● **INSTRUCTIONS FOR THE TASK**: Copy all lines holding the word "Real" from the entries.

** begin **

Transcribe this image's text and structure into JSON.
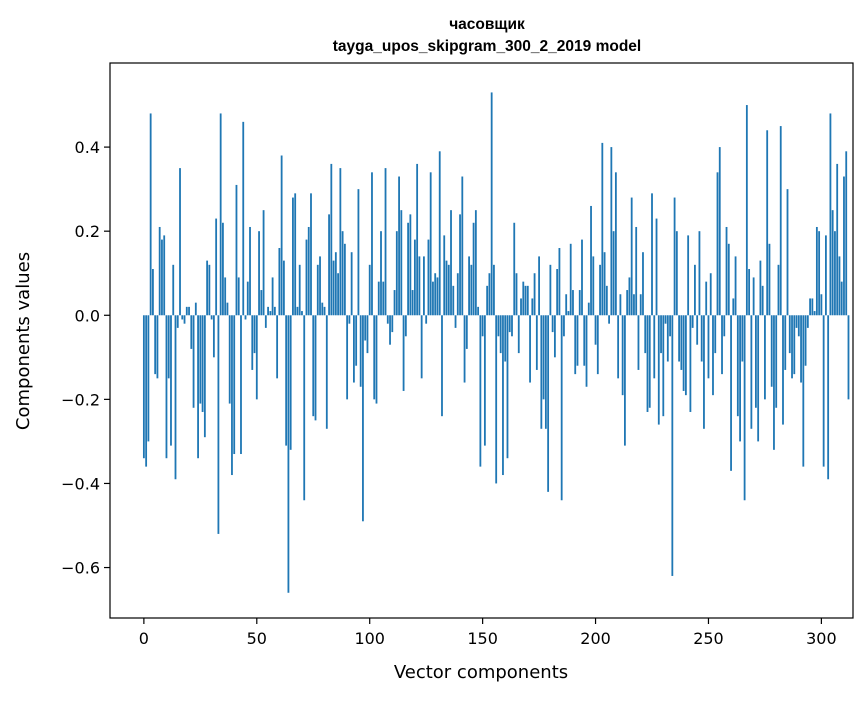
{
  "chart_data": {
    "type": "bar",
    "title": "часовщик",
    "subtitle": "tayga_upos_skipgram_300_2_2019 model",
    "xlabel": "Vector components",
    "ylabel": "Components values",
    "xlim": [
      -15,
      314
    ],
    "ylim": [
      -0.72,
      0.6
    ],
    "x_ticks": [
      0,
      50,
      100,
      150,
      200,
      250,
      300
    ],
    "y_ticks": [
      -0.6,
      -0.4,
      -0.2,
      0.0,
      0.2,
      0.4
    ],
    "y_tick_labels": [
      "−0.6",
      "−0.4",
      "−0.2",
      "0.0",
      "0.2",
      "0.4"
    ],
    "grid": false,
    "bar_color": "#1f77b4",
    "values": [
      -0.34,
      -0.36,
      -0.3,
      0.48,
      0.11,
      -0.14,
      -0.15,
      0.21,
      0.18,
      0.19,
      -0.34,
      -0.15,
      -0.31,
      0.12,
      -0.39,
      -0.03,
      0.35,
      -0.01,
      -0.02,
      0.02,
      0.02,
      -0.08,
      -0.22,
      0.03,
      -0.34,
      -0.21,
      -0.23,
      -0.29,
      0.13,
      0.12,
      -0.01,
      -0.1,
      0.23,
      -0.52,
      0.48,
      0.22,
      0.09,
      0.03,
      -0.21,
      -0.38,
      -0.33,
      0.31,
      0.09,
      -0.33,
      0.46,
      -0.01,
      0.08,
      0.21,
      -0.13,
      -0.09,
      -0.2,
      0.2,
      0.06,
      0.25,
      -0.03,
      0.02,
      0.01,
      0.09,
      0.02,
      -0.15,
      0.16,
      0.38,
      0.13,
      -0.31,
      -0.66,
      -0.32,
      0.28,
      0.29,
      0.02,
      0.12,
      0.01,
      -0.44,
      0.18,
      0.21,
      0.29,
      -0.24,
      -0.25,
      0.12,
      0.14,
      0.03,
      0.02,
      -0.27,
      0.24,
      0.36,
      0.13,
      0.15,
      0.1,
      0.35,
      0.2,
      0.17,
      -0.2,
      -0.02,
      0.15,
      -0.16,
      -0.12,
      0.3,
      -0.17,
      -0.49,
      -0.06,
      -0.09,
      0.12,
      0.34,
      -0.2,
      -0.21,
      0.08,
      0.2,
      0.08,
      0.35,
      -0.02,
      -0.07,
      -0.04,
      0.06,
      0.2,
      0.33,
      0.25,
      -0.18,
      -0.05,
      0.22,
      0.24,
      0.06,
      0.18,
      0.36,
      0.14,
      -0.15,
      0.14,
      -0.02,
      0.18,
      0.34,
      0.08,
      0.1,
      0.09,
      0.39,
      -0.24,
      0.19,
      0.13,
      0.12,
      0.25,
      0.07,
      -0.03,
      0.1,
      0.24,
      0.33,
      -0.16,
      -0.08,
      0.14,
      0.12,
      0.22,
      0.25,
      0.02,
      -0.36,
      -0.05,
      -0.31,
      0.07,
      0.1,
      0.53,
      0.12,
      -0.4,
      -0.05,
      -0.09,
      -0.38,
      -0.11,
      -0.34,
      -0.04,
      -0.05,
      0.22,
      0.1,
      -0.09,
      0.04,
      0.08,
      0.07,
      0.07,
      -0.16,
      0.04,
      0.1,
      -0.13,
      0.14,
      -0.27,
      -0.2,
      -0.27,
      -0.42,
      0.12,
      -0.04,
      -0.1,
      0.11,
      0.16,
      -0.44,
      -0.05,
      0.05,
      0.01,
      0.17,
      0.06,
      -0.14,
      -0.12,
      0.06,
      0.18,
      -0.12,
      -0.17,
      0.03,
      0.26,
      0.14,
      -0.07,
      -0.14,
      0.12,
      0.41,
      0.15,
      0.07,
      -0.02,
      0.4,
      0.2,
      0.34,
      -0.15,
      0.05,
      -0.19,
      -0.31,
      0.06,
      0.09,
      0.28,
      0.05,
      0.21,
      -0.13,
      0.05,
      0.15,
      -0.09,
      -0.23,
      -0.22,
      0.29,
      -0.15,
      0.23,
      -0.26,
      -0.09,
      -0.24,
      -0.02,
      -0.11,
      -0.05,
      -0.62,
      0.28,
      0.2,
      -0.11,
      -0.13,
      -0.18,
      -0.19,
      0.19,
      -0.23,
      -0.03,
      0.12,
      -0.07,
      0.2,
      -0.11,
      -0.27,
      0.08,
      -0.15,
      0.1,
      -0.19,
      -0.09,
      0.34,
      0.4,
      -0.14,
      -0.05,
      0.21,
      0.17,
      -0.37,
      0.04,
      0.14,
      -0.24,
      -0.3,
      -0.11,
      -0.44,
      0.5,
      0.11,
      -0.27,
      0.09,
      -0.22,
      -0.3,
      0.13,
      0.07,
      -0.2,
      0.44,
      0.17,
      -0.17,
      -0.32,
      -0.22,
      0.12,
      0.45,
      -0.26,
      -0.13,
      0.3,
      -0.09,
      -0.15,
      -0.14,
      -0.03,
      -0.05,
      -0.16,
      -0.36,
      -0.12,
      -0.03,
      0.04,
      0.04,
      0.01,
      0.21,
      0.2,
      0.05,
      -0.36,
      0.19,
      -0.39,
      0.48,
      0.25,
      0.2,
      0.36,
      0.14,
      0.08,
      0.33,
      0.39,
      -0.2
    ]
  }
}
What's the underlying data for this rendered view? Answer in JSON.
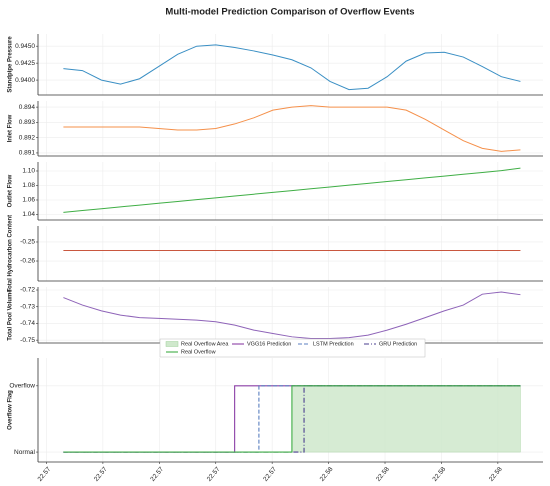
{
  "title": "Multi-model Prediction Comparison of Overflow Events",
  "chart_data": [
    {
      "type": "line",
      "ylabel": "Standpipe Pressure",
      "color": "#3a8fc4",
      "grid": true,
      "xlim": [
        22.5657,
        22.5836
      ],
      "ylim": [
        0.9378,
        0.9468
      ],
      "yticks": [
        {
          "value": 0.94,
          "label": "0.9400"
        },
        0.9425,
        {
          "value": 0.945,
          "label": "0.9450"
        }
      ],
      "x": [
        22.5666,
        22.567275,
        22.56795,
        22.568625,
        22.5693,
        22.569975,
        22.57065,
        22.571325,
        22.572,
        22.572675,
        22.57335,
        22.574025,
        22.5747,
        22.575375,
        22.57605,
        22.576725,
        22.5774,
        22.578075,
        22.57875,
        22.579425,
        22.5801,
        22.580775,
        22.58145,
        22.582125,
        22.5828
      ],
      "values": [
        0.9417,
        0.9414,
        0.94,
        0.9394,
        0.9402,
        0.942,
        0.9438,
        0.945,
        0.9452,
        0.9448,
        0.9443,
        0.9437,
        0.943,
        0.9418,
        0.9398,
        0.9386,
        0.9388,
        0.9405,
        0.9428,
        0.944,
        0.9441,
        0.9434,
        0.942,
        0.9405,
        0.9398
      ]
    },
    {
      "type": "line",
      "ylabel": "Inlet Flow",
      "color": "#f5904a",
      "grid": true,
      "xlim": [
        22.5657,
        22.5836
      ],
      "ylim": [
        0.8908,
        0.8944
      ],
      "yticks": [
        0.891,
        0.892,
        0.893,
        0.894
      ],
      "x": [
        22.5666,
        22.567275,
        22.56795,
        22.568625,
        22.5693,
        22.569975,
        22.57065,
        22.571325,
        22.572,
        22.572675,
        22.57335,
        22.574025,
        22.5747,
        22.575375,
        22.57605,
        22.576725,
        22.5774,
        22.578075,
        22.57875,
        22.579425,
        22.5801,
        22.580775,
        22.58145,
        22.582125,
        22.5828
      ],
      "values": [
        0.8927,
        0.8927,
        0.8927,
        0.8927,
        0.8927,
        0.8926,
        0.8925,
        0.8925,
        0.8926,
        0.8929,
        0.8933,
        0.8938,
        0.894,
        0.8941,
        0.894,
        0.894,
        0.894,
        0.894,
        0.8938,
        0.8932,
        0.8925,
        0.8918,
        0.8913,
        0.8911,
        0.8912
      ]
    },
    {
      "type": "line",
      "ylabel": "Outlet Flow",
      "color": "#3fae45",
      "grid": true,
      "xlim": [
        22.5657,
        22.5836
      ],
      "ylim": [
        1.0324,
        1.1124
      ],
      "yticks": [
        1.04,
        1.06,
        1.08,
        {
          "value": 1.1,
          "label": "1.10"
        }
      ],
      "x": [
        22.5666,
        22.567275,
        22.56795,
        22.568625,
        22.5693,
        22.569975,
        22.57065,
        22.571325,
        22.572,
        22.572675,
        22.57335,
        22.574025,
        22.5747,
        22.575375,
        22.57605,
        22.576725,
        22.5774,
        22.578075,
        22.57875,
        22.579425,
        22.5801,
        22.580775,
        22.58145,
        22.582125,
        22.5828
      ],
      "values": [
        1.043,
        1.0455,
        1.048,
        1.0505,
        1.053,
        1.0555,
        1.058,
        1.0605,
        1.063,
        1.0655,
        1.068,
        1.0705,
        1.073,
        1.0755,
        1.078,
        1.0805,
        1.083,
        1.0855,
        1.088,
        1.0905,
        1.093,
        1.0955,
        1.098,
        1.1005,
        1.104
      ]
    },
    {
      "type": "line",
      "ylabel": "Total Hydrocarbon Content",
      "color": "#c9573f",
      "grid": true,
      "xlim": [
        22.5657,
        22.5836
      ],
      "ylim": [
        -0.2705,
        -0.2416
      ],
      "yticks": [
        -0.26,
        -0.25
      ],
      "x": [
        22.5666,
        22.5828
      ],
      "values": [
        -0.2545,
        -0.2545
      ]
    },
    {
      "type": "line",
      "ylabel": "Total Pool Volume",
      "color": "#8e63b8",
      "grid": true,
      "xlim": [
        22.5657,
        22.5836
      ],
      "ylim": [
        -0.7517,
        -0.7182
      ],
      "yticks": [
        -0.75,
        -0.74,
        -0.73,
        -0.72
      ],
      "x": [
        22.5666,
        22.567275,
        22.56795,
        22.568625,
        22.5693,
        22.569975,
        22.57065,
        22.571325,
        22.572,
        22.572675,
        22.57335,
        22.574025,
        22.5747,
        22.575375,
        22.57605,
        22.576725,
        22.5774,
        22.578075,
        22.57875,
        22.579425,
        22.5801,
        22.580775,
        22.58145,
        22.582125,
        22.5828
      ],
      "values": [
        -0.7245,
        -0.729,
        -0.7325,
        -0.735,
        -0.7365,
        -0.737,
        -0.7375,
        -0.738,
        -0.739,
        -0.741,
        -0.744,
        -0.746,
        -0.748,
        -0.749,
        -0.749,
        -0.7485,
        -0.747,
        -0.744,
        -0.7405,
        -0.7365,
        -0.7325,
        -0.729,
        -0.7225,
        -0.7212,
        -0.7228
      ]
    },
    {
      "type": "step",
      "ylabel": "Overflow Flag",
      "grid": true,
      "legend": "top",
      "xlim": [
        22.5657,
        22.5836
      ],
      "ylim": [
        -0.15,
        1.42
      ],
      "yticks": [
        {
          "value": 0,
          "label": "Normal"
        },
        {
          "value": 1,
          "label": "Overflow"
        }
      ],
      "xticks": [
        {
          "value": 22.566,
          "label": "22.57"
        },
        {
          "value": 22.568,
          "label": "22.57"
        },
        {
          "value": 22.57,
          "label": "22.57"
        },
        {
          "value": 22.572,
          "label": "22.57"
        },
        {
          "value": 22.574,
          "label": "22.57"
        },
        {
          "value": 22.576,
          "label": "22.58"
        },
        {
          "value": 22.578,
          "label": "22.58"
        },
        {
          "value": 22.58,
          "label": "22.58"
        },
        {
          "value": 22.582,
          "label": "22.58"
        }
      ],
      "series": [
        {
          "name": "Real Overflow Area",
          "kind": "area",
          "color": "#cfe8cc",
          "x": [
            22.5747,
            22.5828
          ],
          "values": [
            1,
            1
          ]
        },
        {
          "name": "VGG16 Prediction",
          "kind": "line",
          "dash": "solid",
          "color": "#8b3fa6",
          "x": [
            22.5666,
            22.57267,
            22.5828
          ],
          "values": [
            0,
            1,
            1
          ]
        },
        {
          "name": "LSTM Prediction",
          "kind": "line",
          "dash": "dashed",
          "color": "#5b7fc0",
          "x": [
            22.5666,
            22.57353,
            22.5828
          ],
          "values": [
            0,
            1,
            1
          ]
        },
        {
          "name": "GRU Prediction",
          "kind": "line",
          "dash": "dashdot",
          "color": "#4a3d8f",
          "x": [
            22.5666,
            22.57513,
            22.5828
          ],
          "values": [
            0,
            1,
            1
          ]
        },
        {
          "name": "Real Overflow",
          "kind": "line",
          "dash": "solid",
          "color": "#3fae45",
          "x": [
            22.5666,
            22.5747,
            22.5828
          ],
          "values": [
            0,
            1,
            1
          ]
        }
      ]
    }
  ]
}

** end **

● **SOLUTION TO THE EXERCISE**:
          "name": "Real Overflow Area",
          "name": "Real Overflow",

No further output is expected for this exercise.